GIVEN REQUEST:
Repeat each line exactly, leaving nothing out.

Chart and figure data
----------

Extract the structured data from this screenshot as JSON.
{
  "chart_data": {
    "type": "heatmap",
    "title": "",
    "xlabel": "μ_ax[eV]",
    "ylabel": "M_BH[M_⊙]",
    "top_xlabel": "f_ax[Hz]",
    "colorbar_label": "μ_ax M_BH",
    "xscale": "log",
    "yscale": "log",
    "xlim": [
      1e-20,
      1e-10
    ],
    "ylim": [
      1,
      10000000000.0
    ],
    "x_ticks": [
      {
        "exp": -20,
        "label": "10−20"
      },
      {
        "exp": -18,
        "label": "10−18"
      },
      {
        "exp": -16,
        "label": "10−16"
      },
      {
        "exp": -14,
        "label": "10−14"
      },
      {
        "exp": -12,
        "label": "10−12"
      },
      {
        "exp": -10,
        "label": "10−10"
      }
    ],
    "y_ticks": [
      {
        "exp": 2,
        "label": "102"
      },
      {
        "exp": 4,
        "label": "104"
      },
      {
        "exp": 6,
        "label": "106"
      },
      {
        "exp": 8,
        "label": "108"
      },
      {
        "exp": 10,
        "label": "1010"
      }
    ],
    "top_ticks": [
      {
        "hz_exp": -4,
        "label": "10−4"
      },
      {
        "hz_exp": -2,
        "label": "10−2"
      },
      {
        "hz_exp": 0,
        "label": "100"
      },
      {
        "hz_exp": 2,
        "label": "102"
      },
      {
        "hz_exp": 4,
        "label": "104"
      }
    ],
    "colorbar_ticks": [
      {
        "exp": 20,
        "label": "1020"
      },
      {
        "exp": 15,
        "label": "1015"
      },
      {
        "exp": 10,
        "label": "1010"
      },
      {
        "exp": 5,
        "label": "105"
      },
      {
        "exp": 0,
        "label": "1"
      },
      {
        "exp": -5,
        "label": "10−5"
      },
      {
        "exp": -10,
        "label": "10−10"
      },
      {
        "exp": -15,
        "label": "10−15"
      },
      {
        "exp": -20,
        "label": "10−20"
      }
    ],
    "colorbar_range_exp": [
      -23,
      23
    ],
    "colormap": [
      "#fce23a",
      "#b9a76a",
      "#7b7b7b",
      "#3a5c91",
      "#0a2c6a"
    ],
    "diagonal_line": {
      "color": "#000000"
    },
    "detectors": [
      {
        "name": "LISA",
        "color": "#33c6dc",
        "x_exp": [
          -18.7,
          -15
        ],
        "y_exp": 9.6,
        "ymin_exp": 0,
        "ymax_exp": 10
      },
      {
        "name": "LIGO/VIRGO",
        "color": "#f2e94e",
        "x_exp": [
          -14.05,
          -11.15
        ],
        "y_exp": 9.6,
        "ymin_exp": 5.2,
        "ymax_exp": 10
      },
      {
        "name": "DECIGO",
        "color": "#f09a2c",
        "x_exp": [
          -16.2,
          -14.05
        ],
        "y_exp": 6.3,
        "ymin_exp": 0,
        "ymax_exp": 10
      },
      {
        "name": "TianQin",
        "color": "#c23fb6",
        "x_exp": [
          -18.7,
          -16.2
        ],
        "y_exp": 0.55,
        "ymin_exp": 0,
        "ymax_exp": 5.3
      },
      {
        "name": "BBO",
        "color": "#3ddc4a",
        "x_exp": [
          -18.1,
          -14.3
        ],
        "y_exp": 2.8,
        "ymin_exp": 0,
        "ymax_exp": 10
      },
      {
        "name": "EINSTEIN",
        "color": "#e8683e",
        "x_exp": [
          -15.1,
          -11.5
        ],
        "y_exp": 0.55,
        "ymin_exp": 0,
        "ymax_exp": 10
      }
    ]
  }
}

----------

EXERCISE ANSWER:
Extract the structured data from this screenshot as JSON.
{
  "chart_data": {
    "type": "heatmap",
    "title": "",
    "xlabel": "μ_ax[eV]",
    "ylabel": "M_BH[M_⊙]",
    "top_xlabel": "f_ax[Hz]",
    "colorbar_label": "μ_ax M_BH",
    "xscale": "log",
    "yscale": "log",
    "xlim": [
      1e-20,
      1e-10
    ],
    "ylim": [
      1,
      10000000000.0
    ],
    "x_ticks": [
      {
        "exp": -20,
        "label": "10−20"
      },
      {
        "exp": -18,
        "label": "10−18"
      },
      {
        "exp": -16,
        "label": "10−16"
      },
      {
        "exp": -14,
        "label": "10−14"
      },
      {
        "exp": -12,
        "label": "10−12"
      },
      {
        "exp": -10,
        "label": "10−10"
      }
    ],
    "y_ticks": [
      {
        "exp": 2,
        "label": "102"
      },
      {
        "exp": 4,
        "label": "104"
      },
      {
        "exp": 6,
        "label": "106"
      },
      {
        "exp": 8,
        "label": "108"
      },
      {
        "exp": 10,
        "label": "1010"
      }
    ],
    "top_ticks": [
      {
        "hz_exp": -4,
        "label": "10−4"
      },
      {
        "hz_exp": -2,
        "label": "10−2"
      },
      {
        "hz_exp": 0,
        "label": "100"
      },
      {
        "hz_exp": 2,
        "label": "102"
      },
      {
        "hz_exp": 4,
        "label": "104"
      }
    ],
    "colorbar_ticks": [
      {
        "exp": 20,
        "label": "1020"
      },
      {
        "exp": 15,
        "label": "1015"
      },
      {
        "exp": 10,
        "label": "1010"
      },
      {
        "exp": 5,
        "label": "105"
      },
      {
        "exp": 0,
        "label": "1"
      },
      {
        "exp": -5,
        "label": "10−5"
      },
      {
        "exp": -10,
        "label": "10−10"
      },
      {
        "exp": -15,
        "label": "10−15"
      },
      {
        "exp": -20,
        "label": "10−20"
      }
    ],
    "colorbar_range_exp": [
      -23,
      23
    ],
    "colormap": [
      "#fce23a",
      "#b9a76a",
      "#7b7b7b",
      "#3a5c91",
      "#0a2c6a"
    ],
    "diagonal_line": {
      "color": "#000000"
    },
    "detectors": [
      {
        "name": "LISA",
        "color": "#33c6dc",
        "x_exp": [
          -18.7,
          -15
        ],
        "y_exp": 9.6,
        "ymin_exp": 0,
        "ymax_exp": 10
      },
      {
        "name": "LIGO/VIRGO",
        "color": "#f2e94e",
        "x_exp": [
          -14.05,
          -11.15
        ],
        "y_exp": 9.6,
        "ymin_exp": 5.2,
        "ymax_exp": 10
      },
      {
        "name": "DECIGO",
        "color": "#f09a2c",
        "x_exp": [
          -16.2,
          -14.05
        ],
        "y_exp": 6.3,
        "ymin_exp": 0,
        "ymax_exp": 10
      },
      {
        "name": "TianQin",
        "color": "#c23fb6",
        "x_exp": [
          -18.7,
          -16.2
        ],
        "y_exp": 0.55,
        "ymin_exp": 0,
        "ymax_exp": 5.3
      },
      {
        "name": "BBO",
        "color": "#3ddc4a",
        "x_exp": [
          -18.1,
          -14.3
        ],
        "y_exp": 2.8,
        "ymin_exp": 0,
        "ymax_exp": 10
      },
      {
        "name": "EINSTEIN",
        "color": "#e8683e",
        "x_exp": [
          -15.1,
          -11.5
        ],
        "y_exp": 0.55,
        "ymin_exp": 0,
        "ymax_exp": 10
      }
    ]
  }
}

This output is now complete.